## Raw records
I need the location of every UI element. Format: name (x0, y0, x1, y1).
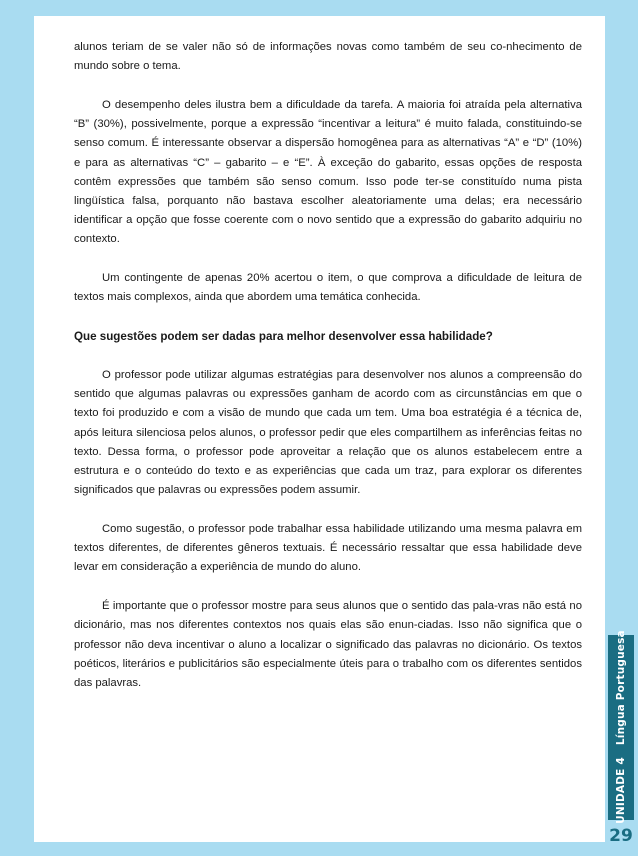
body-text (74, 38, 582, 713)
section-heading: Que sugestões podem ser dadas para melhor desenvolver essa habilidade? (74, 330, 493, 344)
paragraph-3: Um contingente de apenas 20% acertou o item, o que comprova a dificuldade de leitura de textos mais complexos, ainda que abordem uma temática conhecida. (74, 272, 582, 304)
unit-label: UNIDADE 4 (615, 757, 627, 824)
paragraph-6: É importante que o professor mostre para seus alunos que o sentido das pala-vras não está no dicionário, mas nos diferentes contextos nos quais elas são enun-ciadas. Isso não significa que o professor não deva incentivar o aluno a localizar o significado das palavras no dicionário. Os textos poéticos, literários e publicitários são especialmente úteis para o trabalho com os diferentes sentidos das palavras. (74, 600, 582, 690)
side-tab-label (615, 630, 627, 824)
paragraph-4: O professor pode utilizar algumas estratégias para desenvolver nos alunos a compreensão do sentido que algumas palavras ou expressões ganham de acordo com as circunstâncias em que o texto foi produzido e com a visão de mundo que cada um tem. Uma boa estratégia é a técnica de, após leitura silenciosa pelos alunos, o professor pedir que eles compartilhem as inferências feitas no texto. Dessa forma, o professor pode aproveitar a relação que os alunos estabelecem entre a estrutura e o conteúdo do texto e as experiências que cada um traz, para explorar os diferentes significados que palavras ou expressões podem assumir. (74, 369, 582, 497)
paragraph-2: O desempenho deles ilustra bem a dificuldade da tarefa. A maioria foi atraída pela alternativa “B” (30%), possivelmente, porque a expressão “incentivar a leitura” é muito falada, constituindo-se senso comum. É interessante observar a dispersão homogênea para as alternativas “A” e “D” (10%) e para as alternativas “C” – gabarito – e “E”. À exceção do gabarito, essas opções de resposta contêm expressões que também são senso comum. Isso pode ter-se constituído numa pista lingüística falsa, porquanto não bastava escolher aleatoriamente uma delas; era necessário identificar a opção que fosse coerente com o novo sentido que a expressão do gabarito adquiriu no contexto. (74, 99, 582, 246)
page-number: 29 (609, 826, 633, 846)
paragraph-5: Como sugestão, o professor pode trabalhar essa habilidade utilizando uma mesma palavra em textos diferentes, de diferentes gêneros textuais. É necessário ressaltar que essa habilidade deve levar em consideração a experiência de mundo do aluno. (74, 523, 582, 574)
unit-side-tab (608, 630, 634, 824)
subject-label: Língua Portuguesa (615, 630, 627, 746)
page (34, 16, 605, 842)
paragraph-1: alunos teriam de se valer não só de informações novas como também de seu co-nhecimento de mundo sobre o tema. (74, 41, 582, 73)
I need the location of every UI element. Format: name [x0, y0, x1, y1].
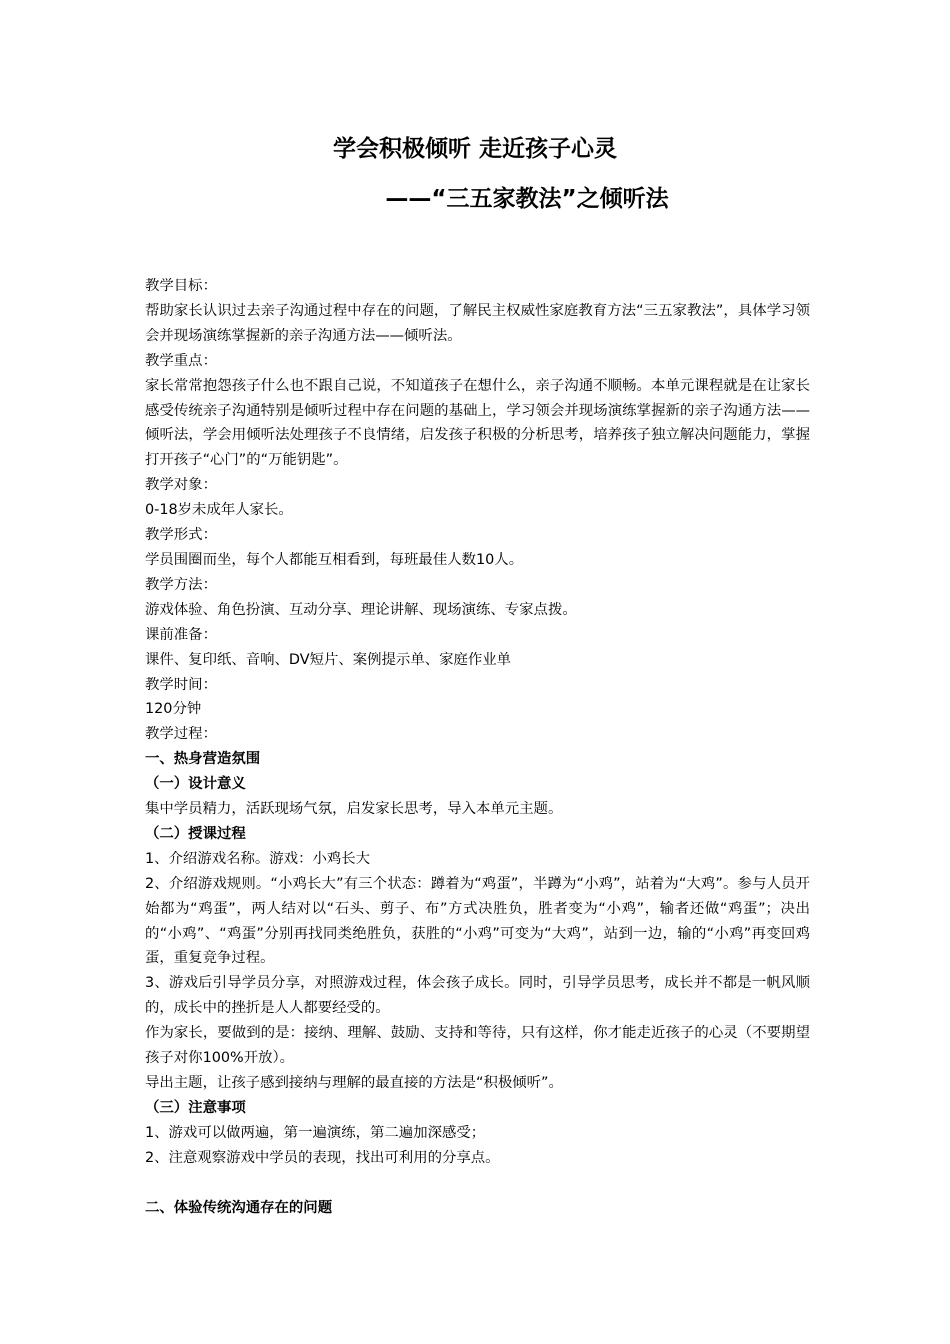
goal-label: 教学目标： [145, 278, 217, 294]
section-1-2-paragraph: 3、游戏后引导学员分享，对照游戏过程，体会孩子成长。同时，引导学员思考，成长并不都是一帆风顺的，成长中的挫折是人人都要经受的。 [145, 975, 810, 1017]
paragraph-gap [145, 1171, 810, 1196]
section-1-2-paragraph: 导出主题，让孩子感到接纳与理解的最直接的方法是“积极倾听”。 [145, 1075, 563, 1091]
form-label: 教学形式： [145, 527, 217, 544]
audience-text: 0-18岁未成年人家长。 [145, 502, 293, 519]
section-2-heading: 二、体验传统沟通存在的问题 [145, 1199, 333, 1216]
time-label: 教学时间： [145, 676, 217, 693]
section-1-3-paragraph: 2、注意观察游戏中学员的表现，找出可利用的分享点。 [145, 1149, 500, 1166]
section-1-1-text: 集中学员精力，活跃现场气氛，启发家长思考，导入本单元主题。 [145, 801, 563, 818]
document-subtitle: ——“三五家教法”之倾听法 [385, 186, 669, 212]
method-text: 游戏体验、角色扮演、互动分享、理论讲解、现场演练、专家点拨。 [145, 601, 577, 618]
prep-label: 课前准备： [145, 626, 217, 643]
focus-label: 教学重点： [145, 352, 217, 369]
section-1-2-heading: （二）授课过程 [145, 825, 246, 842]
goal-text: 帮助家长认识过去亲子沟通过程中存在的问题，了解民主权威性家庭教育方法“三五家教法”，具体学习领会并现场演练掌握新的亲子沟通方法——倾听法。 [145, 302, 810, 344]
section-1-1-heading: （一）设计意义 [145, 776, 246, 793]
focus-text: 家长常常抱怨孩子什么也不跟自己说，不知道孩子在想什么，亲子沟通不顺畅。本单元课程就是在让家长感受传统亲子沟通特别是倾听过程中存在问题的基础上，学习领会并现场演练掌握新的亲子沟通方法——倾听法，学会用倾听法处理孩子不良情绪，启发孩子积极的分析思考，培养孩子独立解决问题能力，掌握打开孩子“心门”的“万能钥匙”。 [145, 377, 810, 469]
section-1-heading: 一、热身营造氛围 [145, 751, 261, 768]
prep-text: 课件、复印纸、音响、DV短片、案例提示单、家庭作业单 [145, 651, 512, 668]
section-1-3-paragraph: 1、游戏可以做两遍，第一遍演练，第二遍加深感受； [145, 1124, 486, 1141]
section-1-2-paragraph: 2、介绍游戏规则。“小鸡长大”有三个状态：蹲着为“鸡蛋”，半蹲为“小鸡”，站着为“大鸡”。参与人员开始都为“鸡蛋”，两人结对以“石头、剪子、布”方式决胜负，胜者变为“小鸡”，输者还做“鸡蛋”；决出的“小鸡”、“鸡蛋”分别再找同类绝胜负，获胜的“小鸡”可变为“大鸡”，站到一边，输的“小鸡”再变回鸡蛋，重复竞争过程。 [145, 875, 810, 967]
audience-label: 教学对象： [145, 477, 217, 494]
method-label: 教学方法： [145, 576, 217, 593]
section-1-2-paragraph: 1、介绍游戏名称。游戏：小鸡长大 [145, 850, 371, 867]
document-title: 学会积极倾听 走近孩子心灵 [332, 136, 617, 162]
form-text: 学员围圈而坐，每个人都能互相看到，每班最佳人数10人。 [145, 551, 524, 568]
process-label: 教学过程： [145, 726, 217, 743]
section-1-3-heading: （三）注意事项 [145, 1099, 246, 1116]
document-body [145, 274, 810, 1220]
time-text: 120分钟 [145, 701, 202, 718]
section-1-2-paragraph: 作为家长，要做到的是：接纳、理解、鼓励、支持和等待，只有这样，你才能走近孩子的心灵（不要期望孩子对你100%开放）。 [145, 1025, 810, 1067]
==
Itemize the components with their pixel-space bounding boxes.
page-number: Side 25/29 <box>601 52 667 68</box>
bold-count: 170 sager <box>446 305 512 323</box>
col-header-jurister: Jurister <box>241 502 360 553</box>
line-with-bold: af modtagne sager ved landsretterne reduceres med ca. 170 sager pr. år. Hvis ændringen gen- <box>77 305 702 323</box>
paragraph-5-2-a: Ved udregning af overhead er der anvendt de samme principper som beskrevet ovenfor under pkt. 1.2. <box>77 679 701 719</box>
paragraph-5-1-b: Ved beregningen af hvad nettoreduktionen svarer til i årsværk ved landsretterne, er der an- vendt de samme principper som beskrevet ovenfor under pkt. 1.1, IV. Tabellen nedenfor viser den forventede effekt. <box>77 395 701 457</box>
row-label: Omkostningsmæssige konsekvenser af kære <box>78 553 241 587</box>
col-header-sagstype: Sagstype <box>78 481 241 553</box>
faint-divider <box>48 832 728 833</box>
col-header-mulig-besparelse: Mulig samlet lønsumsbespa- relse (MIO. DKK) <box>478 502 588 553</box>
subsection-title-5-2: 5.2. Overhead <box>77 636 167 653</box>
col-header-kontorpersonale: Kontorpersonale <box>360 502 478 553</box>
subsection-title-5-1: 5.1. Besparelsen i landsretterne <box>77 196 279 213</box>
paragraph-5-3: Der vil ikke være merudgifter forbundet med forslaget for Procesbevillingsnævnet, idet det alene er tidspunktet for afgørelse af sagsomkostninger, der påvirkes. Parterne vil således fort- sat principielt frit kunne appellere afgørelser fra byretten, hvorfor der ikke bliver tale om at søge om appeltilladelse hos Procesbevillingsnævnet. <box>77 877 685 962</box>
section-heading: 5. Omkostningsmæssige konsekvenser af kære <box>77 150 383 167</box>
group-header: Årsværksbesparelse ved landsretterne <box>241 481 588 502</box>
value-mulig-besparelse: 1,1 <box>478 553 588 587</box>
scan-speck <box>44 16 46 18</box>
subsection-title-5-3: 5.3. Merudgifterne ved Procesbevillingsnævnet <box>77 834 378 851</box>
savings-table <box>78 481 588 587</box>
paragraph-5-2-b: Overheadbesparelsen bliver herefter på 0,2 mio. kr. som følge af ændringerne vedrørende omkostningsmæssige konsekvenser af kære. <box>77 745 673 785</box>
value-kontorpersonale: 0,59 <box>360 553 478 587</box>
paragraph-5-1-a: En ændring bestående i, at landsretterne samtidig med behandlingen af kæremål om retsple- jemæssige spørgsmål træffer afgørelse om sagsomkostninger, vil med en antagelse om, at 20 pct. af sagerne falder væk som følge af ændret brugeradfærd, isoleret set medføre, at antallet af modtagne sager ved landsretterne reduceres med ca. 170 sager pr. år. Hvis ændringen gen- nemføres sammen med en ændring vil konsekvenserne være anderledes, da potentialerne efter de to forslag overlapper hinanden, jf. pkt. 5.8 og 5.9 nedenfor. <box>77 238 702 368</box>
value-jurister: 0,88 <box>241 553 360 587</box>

## Stated goal
Return every line of the material above that contains the string "with", treating uppercase and lowercase letters as different.

## Exercise response
Itemize the components with their pixel-space bounding boxes.
line-with-bold: af modtagne sager ved landsretterne reduceres med ca. 170 sager pr. år. Hvis ændringen gen- <box>77 305 702 323</box>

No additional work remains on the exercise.